= DATASET RECORDS =
=======

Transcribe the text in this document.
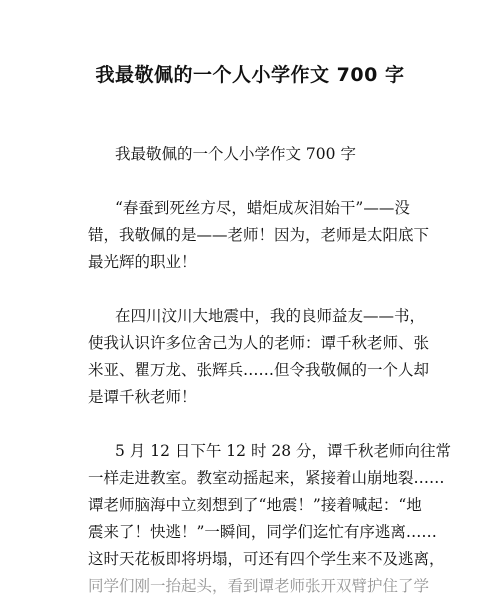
我最敬佩的一个人小学作文 700 字
我最敬佩的一个人小学作文 700 字
“春蚕到死丝方尽，蜡炬成灰泪始干”——没
错，我敬佩的是——老师！因为，老师是太阳底下
最光辉的职业！
在四川汶川大地震中，我的良师益友——书，
使我认识许多位舍己为人的老师：谭千秋老师、张
米亚、瞿万龙、张辉兵……但令我敬佩的一个人却
是谭千秋老师！
5 月 12 日下午 12 时 28 分，谭千秋老师向往常
一样走进教室。教室动摇起来，紧接着山崩地裂……
谭老师脑海中立刻想到了“地震！”接着喊起：“地
震来了！快逃！”一瞬间，同学们迄忙有序逃离……
这时天花板即将坍塌，可还有四个学生来不及逃离，
同学们刚一抬起头，看到谭老师张开双臂护住了学
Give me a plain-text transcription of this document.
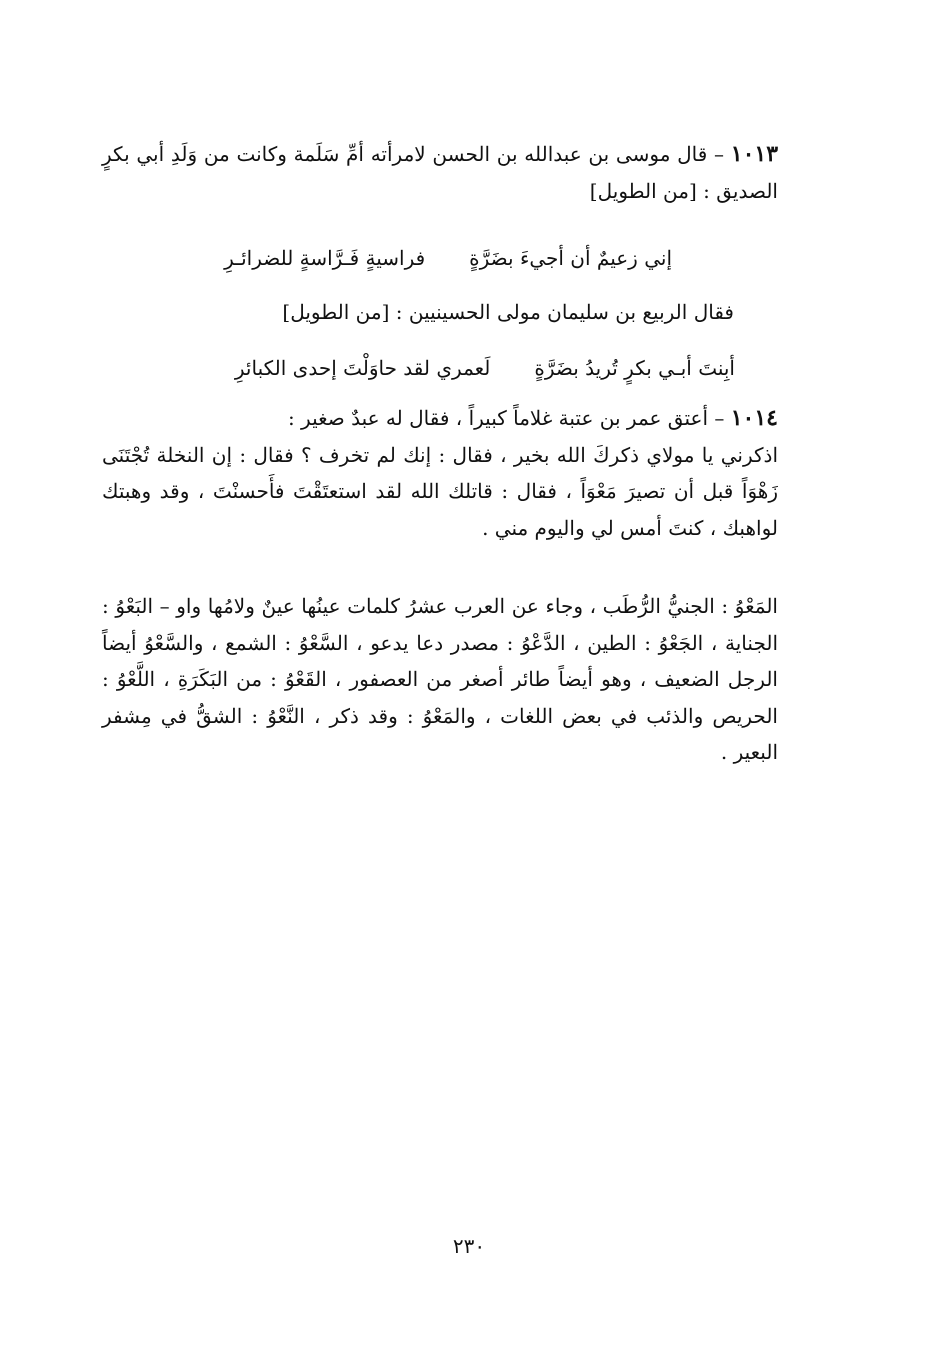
١٠١٣ – قال موسى بن عبدالله بن الحسن لامرأته أمِّ سَلَمة وكانت من وَلَدِ أبي بكرٍ الصديق : [من الطويل]

إني زعيمٌ أن أجيءَ بضَرَّةٍ
فراسيةٍ فَـرَّاسةٍ للضرائـرِ
فقال الربيع بن سليمان مولى الحسينيين : [من الطويل]
أبِنتَ أبـي بكرٍ تُريدُ بضَرَّةٍ
لَعمري لقد حاوَلْتَ إحدى الكبائرِ

١٠١٤ – أعتق عمر بن عتبة غلاماً كبيراً ، فقال له عبدٌ صغير :

اذكرني يا مولاي ذكركَ الله بخير ، فقال : إنك لم تخرف ؟ فقال : إن النخلة تُجْتَنَى زَهْوَاً قبل أن تصيرَ مَعْوَاً ، فقال : قاتلك الله لقد استعتَقْتَ فأَحسنْتَ ، وقد وهبتك لواهبك ، كنتَ أمس لي واليوم مني .

المَعْوُ : الجنيُّ الرُّطَب ، وجاء عن العرب عشرُ كلمات عينُها عينٌ ولامُها واو – البَعْوُ : الجناية ، الجَعْوُ : الطين ، الدَّعْوُ : مصدر دعا يدعو ، السَّعْوُ : الشمع ، والسَّعْوُ أيضاً الرجل الضعيف ، وهو أيضاً طائر أصغر من العصفور ، القَعْوُ : من البَكَرَةِ ، اللَّعْوُ : الحريص والذئب في بعض اللغات ، والمَعْوُ : وقد ذكر ، النَّعْوُ : الشقُّ في مِشفر البعير .

٢٣٠
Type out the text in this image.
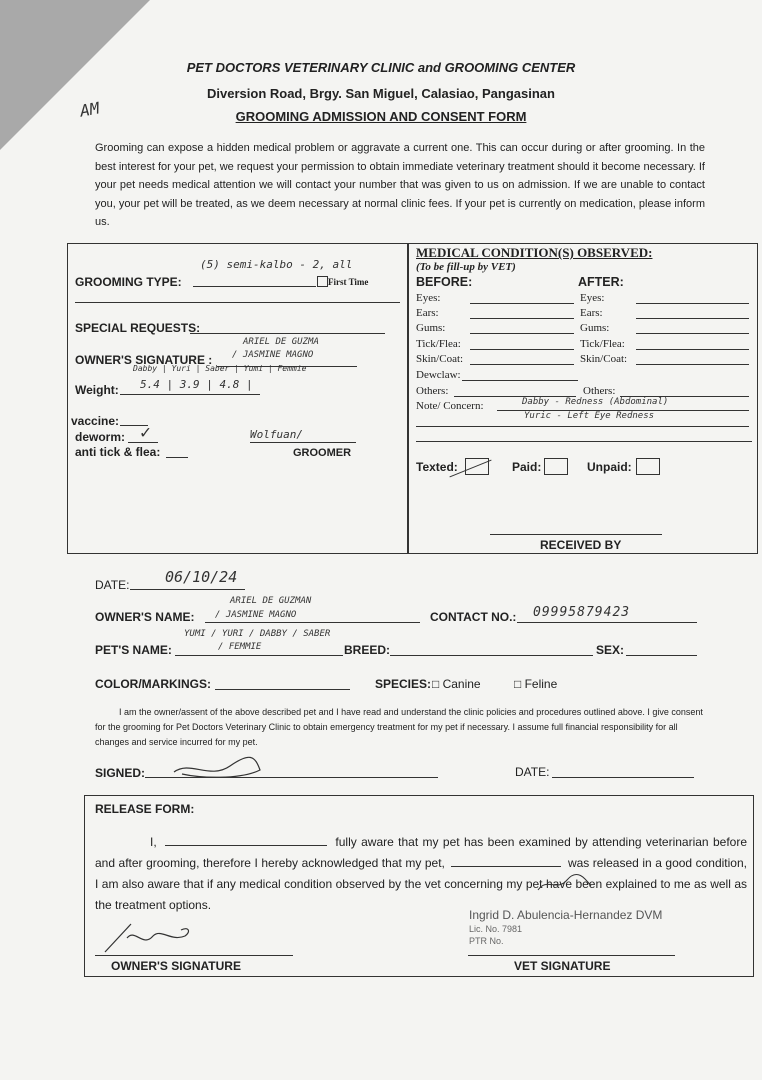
AM
PET DOCTORS VETERINARY CLINIC and GROOMING CENTER
Diversion Road, Brgy. San Miguel, Calasiao, Pangasinan
GROOMING ADMISSION AND CONSENT FORM
Grooming can expose a hidden medical problem or aggravate a current one. This can occur during or after grooming. In the best interest for your pet, we request your permission to obtain immediate veterinary treatment should it become necessary. If your pet needs medical attention we will contact your number that was given to us on admission. If we are unable to contact you, your pet will be treated, as we deem necessary at normal clinic fees. If your pet is currently on medication, please inform us.
GROOMING TYPE:
(5) semi-kalbo - 2, all
First Time
SPECIAL REQUESTS:
OWNER'S SIGNATURE :
ARIEL DE GUZMA
/ JASMINE MAGNO
Dabby | Yuri | Saber | Yumi | Femmie
Weight: 5.4 | 3.9 | 4.8 |
vaccine:
deworm: ✓
anti tick & flea:
Wolfuan/
GROOMER
MEDICAL CONDITION(S) OBSERVED:
(To be fill-up by VET)
BEFORE:	AFTER:
Eyes:	Eyes:
Ears:	Ears:
Gums:	Gums:
Tick/Flea:	Tick/Flea:
Skin/Coat:	Skin/Coat:
Dewclaw:
Others:	Others:
Note/ Concern:	Dabby - Redness (Abdominal)
Yuric - Left Eye Redness
Texted:	Paid:	Unpaid:
RECEIVED BY
DATE: 06/10/24
OWNER'S NAME:
ARIEL DE GUZMAN
/ JASMINE MAGNO	CONTACT NO.: 09995879423
PET'S NAME:
YUMI / YURI / DABBY / SABER
/ FEMMIE	BREED:	SEX:
COLOR/MARKINGS:	SPECIES: □ Canine	□ Feline
I am the owner/assent of the above described pet and I have read and understand the clinic policies and procedures outlined above. I give consent for the grooming for Pet Doctors Veterinary Clinic to obtain emergency treatment for my pet if necessary. I assume full financial responsibility for all changes and service incurred for my pet.
SIGNED:	DATE:
RELEASE FORM:
I,	fully aware that my pet has been examined by attending veterinarian before and after grooming, therefore I hereby acknowledged that my pet,	was released in a good condition, I am also aware that if any medical condition observed by the vet concerning my pet have been explained to me as well as the treatment options.
Ingrid D. Abulencia-Hernandez DVM
Lic. No. 7981
PTR No.
OWNER'S SIGNATURE	VET SIGNATURE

=======

Every entry must be transcribed exactly. Pictures do not belong in the copy.

= EXPECTED ANSWER =
Transcribe the text in this document.
我最敬佩的一个人小学作文 700 字
我最敬佩的一个人小学作文 700 字
“春蚕到死丝方尽，蜡炬成灰泪始干”——没
错，我敬佩的是——老师！因为，老师是太阳底下
最光辉的职业！
在四川汶川大地震中，我的良师益友——书，
使我认识许多位舍己为人的老师：谭千秋老师、张
米亚、瞿万龙、张辉兵……但令我敬佩的一个人却
是谭千秋老师！
5 月 12 日下午 12 时 28 分，谭千秋老师向往常
一样走进教室。教室动摇起来，紧接着山崩地裂……
谭老师脑海中立刻想到了“地震！”接着喊起：“地
震来了！快逃！”一瞬间，同学们迄忙有序逃离……
这时天花板即将坍塌，可还有四个学生来不及逃离，
同学们刚一抬起头，看到谭老师张开双臂护住了学
Give me a plain-text transcription of this document.
١٠١٣ – قال موسى بن عبدالله بن الحسن لامرأته أمِّ سَلَمة وكانت من وَلَدِ أبي بكرٍ الصديق : [من الطويل]

إني زعيمٌ أن أجيءَ بضَرَّةٍ
فراسيةٍ فَـرَّاسةٍ للضرائـرِ
فقال الربيع بن سليمان مولى الحسينيين : [من الطويل]
أبِنتَ أبـي بكرٍ تُريدُ بضَرَّةٍ
لَعمري لقد حاوَلْتَ إحدى الكبائرِ

١٠١٤ – أعتق عمر بن عتبة غلاماً كبيراً ، فقال له عبدٌ صغير :

اذكرني يا مولاي ذكركَ الله بخير ، فقال : إنك لم تخرف ؟ فقال : إن النخلة تُجْتَنَى زَهْوَاً قبل أن تصيرَ مَعْوَاً ، فقال : قاتلك الله لقد استعتَقْتَ فأَحسنْتَ ، وقد وهبتك لواهبك ، كنتَ أمس لي واليوم مني .

المَعْوُ : الجنيُّ الرُّطَب ، وجاء عن العرب عشرُ كلمات عينُها عينٌ ولامُها واو – البَعْوُ : الجناية ، الجَعْوُ : الطين ، الدَّعْوُ : مصدر دعا يدعو ، السَّعْوُ : الشمع ، والسَّعْوُ أيضاً الرجل الضعيف ، وهو أيضاً طائر أصغر من العصفور ، القَعْوُ : من البَكَرَةِ ، اللَّعْوُ : الحريص والذئب في بعض اللغات ، والمَعْوُ : وقد ذكر ، النَّعْوُ : الشقُّ في مِشفر البعير .

٢٣٠
Type out the text in this image.
AM
PET DOCTORS VETERINARY CLINIC and GROOMING CENTER
Diversion Road, Brgy. San Miguel, Calasiao, Pangasinan
GROOMING ADMISSION AND CONSENT FORM
Grooming can expose a hidden medical problem or aggravate a current one. This can occur during or after grooming. In the best interest for your pet, we request your permission to obtain immediate veterinary treatment should it become necessary. If your pet needs medical attention we will contact your number that was given to us on admission. If we are unable to contact you, your pet will be treated, as we deem necessary at normal clinic fees. If your pet is currently on medication, please inform us.
GROOMING TYPE:
(5) semi-kalbo - 2, all
First Time
SPECIAL REQUESTS:
OWNER'S SIGNATURE :
ARIEL DE GUZMA
/ JASMINE MAGNO
Dabby | Yuri | Saber | Yumi | Femmie
Weight: 5.4 | 3.9 | 4.8 |
vaccine:
deworm: ✓
anti tick & flea:
Wolfuan/
GROOMER
MEDICAL CONDITION(S) OBSERVED:
(To be fill-up by VET)
BEFORE:	AFTER:
Eyes:	Eyes:
Ears:	Ears:
Gums:	Gums:
Tick/Flea:	Tick/Flea:
Skin/Coat:	Skin/Coat:
Dewclaw:
Others:	Others:
Note/ Concern:	Dabby - Redness (Abdominal)
Yuric - Left Eye Redness
Texted:	Paid:	Unpaid:
RECEIVED BY
DATE: 06/10/24
OWNER'S NAME:
ARIEL DE GUZMAN
/ JASMINE MAGNO	CONTACT NO.: 09995879423
PET'S NAME:
YUMI / YURI / DABBY / SABER
/ FEMMIE	BREED:	SEX:
COLOR/MARKINGS:	SPECIES: □ Canine	□ Feline
I am the owner/assent of the above described pet and I have read and understand the clinic policies and procedures outlined above. I give consent for the grooming for Pet Doctors Veterinary Clinic to obtain emergency treatment for my pet if necessary. I assume full financial responsibility for all changes and service incurred for my pet.
SIGNED:	DATE:
RELEASE FORM:
I,	fully aware that my pet has been examined by attending veterinarian before and after grooming, therefore I hereby acknowledged that my pet,	was released in a good condition, I am also aware that if any medical condition observed by the vet concerning my pet have been explained to me as well as the treatment options.
Ingrid D. Abulencia-Hernandez DVM
Lic. No. 7981
PTR No.
OWNER'S SIGNATURE	VET SIGNATURE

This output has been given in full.